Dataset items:

>> BEGIN

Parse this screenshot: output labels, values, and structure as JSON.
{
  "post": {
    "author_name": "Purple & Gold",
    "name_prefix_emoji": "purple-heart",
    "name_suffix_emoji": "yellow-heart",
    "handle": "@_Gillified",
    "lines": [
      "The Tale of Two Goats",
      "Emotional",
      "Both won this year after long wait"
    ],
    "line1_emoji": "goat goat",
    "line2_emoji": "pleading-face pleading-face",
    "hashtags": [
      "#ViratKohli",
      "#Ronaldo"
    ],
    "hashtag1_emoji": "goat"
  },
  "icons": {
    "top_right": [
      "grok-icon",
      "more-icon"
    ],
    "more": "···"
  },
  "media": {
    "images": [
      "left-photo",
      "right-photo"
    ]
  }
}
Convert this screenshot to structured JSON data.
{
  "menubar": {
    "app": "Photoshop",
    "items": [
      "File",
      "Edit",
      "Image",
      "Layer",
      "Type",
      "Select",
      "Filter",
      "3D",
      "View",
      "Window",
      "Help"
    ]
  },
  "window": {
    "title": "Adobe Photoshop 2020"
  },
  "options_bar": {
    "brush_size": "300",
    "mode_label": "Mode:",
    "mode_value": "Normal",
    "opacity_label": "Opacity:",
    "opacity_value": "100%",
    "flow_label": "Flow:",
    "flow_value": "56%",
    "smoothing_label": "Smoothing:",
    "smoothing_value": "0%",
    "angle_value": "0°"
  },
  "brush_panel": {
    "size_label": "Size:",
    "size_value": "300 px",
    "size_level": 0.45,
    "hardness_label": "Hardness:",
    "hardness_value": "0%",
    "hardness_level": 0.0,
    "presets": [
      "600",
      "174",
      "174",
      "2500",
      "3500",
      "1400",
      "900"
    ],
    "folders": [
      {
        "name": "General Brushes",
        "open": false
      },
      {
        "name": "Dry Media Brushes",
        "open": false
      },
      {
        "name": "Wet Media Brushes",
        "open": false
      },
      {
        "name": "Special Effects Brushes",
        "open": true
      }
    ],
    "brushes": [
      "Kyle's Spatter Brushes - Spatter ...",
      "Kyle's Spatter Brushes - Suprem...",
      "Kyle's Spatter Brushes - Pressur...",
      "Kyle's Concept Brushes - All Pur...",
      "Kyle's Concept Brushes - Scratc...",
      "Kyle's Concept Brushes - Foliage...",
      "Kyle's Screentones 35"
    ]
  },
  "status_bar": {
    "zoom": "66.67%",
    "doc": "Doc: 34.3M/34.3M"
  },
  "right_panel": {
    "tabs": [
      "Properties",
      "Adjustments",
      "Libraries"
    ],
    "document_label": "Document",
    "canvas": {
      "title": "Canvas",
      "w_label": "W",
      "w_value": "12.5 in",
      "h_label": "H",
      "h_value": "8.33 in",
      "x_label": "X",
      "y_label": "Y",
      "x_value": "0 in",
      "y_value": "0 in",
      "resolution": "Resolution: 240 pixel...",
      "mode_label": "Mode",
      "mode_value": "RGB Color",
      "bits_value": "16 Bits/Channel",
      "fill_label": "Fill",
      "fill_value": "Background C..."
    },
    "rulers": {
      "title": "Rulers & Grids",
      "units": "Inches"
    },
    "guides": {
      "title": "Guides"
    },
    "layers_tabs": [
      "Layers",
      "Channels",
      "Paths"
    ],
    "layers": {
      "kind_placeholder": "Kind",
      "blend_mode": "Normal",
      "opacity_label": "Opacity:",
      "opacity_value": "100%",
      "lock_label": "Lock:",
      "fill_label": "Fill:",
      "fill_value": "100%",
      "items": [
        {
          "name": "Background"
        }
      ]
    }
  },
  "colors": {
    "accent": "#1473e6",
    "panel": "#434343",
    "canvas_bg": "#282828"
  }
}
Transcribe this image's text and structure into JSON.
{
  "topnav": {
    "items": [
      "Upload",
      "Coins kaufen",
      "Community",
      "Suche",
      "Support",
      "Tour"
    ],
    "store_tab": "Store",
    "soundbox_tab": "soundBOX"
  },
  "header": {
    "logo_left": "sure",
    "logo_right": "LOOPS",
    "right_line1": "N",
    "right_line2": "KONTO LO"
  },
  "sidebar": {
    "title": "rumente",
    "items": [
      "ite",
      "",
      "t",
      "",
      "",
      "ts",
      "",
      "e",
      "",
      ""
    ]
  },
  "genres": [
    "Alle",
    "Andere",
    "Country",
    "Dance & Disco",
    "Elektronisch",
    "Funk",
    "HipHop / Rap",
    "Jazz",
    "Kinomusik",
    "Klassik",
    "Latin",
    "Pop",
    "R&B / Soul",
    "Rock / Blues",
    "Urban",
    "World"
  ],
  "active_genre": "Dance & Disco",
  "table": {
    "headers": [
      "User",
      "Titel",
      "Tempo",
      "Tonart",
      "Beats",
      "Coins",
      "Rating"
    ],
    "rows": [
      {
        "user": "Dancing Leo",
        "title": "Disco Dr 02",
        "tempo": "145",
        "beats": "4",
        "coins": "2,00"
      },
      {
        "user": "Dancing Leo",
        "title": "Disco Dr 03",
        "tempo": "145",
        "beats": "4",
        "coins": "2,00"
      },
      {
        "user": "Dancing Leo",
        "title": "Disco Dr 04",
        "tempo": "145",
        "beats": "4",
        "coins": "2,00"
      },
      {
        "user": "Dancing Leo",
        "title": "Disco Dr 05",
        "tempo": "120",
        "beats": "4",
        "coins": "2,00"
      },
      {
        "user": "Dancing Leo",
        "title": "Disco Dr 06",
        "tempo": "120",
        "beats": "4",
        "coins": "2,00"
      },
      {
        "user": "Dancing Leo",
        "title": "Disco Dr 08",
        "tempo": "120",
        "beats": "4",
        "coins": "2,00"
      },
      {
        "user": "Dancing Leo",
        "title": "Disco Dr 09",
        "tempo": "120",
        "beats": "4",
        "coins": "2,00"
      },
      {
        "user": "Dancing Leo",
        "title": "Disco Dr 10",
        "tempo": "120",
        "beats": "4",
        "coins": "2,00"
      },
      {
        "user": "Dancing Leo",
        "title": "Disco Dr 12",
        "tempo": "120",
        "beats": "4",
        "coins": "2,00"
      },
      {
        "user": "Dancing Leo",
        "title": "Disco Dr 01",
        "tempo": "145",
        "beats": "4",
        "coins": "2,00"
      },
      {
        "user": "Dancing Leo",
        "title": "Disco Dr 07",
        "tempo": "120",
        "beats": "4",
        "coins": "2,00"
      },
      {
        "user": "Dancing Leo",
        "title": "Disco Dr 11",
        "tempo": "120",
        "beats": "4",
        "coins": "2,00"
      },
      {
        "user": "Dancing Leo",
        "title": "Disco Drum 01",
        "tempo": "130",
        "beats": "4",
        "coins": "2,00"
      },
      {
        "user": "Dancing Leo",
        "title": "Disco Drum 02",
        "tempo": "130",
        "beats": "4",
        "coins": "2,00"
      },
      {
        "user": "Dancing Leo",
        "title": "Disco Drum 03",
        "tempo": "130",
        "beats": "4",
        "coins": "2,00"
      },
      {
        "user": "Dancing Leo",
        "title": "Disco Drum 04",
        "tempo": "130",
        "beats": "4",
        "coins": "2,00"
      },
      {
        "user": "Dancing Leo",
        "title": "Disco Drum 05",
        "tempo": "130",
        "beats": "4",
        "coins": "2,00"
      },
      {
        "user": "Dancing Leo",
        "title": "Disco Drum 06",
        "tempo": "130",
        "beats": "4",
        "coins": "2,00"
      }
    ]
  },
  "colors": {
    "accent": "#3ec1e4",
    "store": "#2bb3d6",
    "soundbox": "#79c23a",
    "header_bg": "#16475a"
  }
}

>> END

**Instructions for the task**. Copy each line that holds the word "this".

**Full solution**.
Parse this screenshot: output labels, values, and structure as JSON.
      "Both won this year after long wait"
Convert this screenshot to structured JSON data.
Transcribe this image's text and structure into JSON.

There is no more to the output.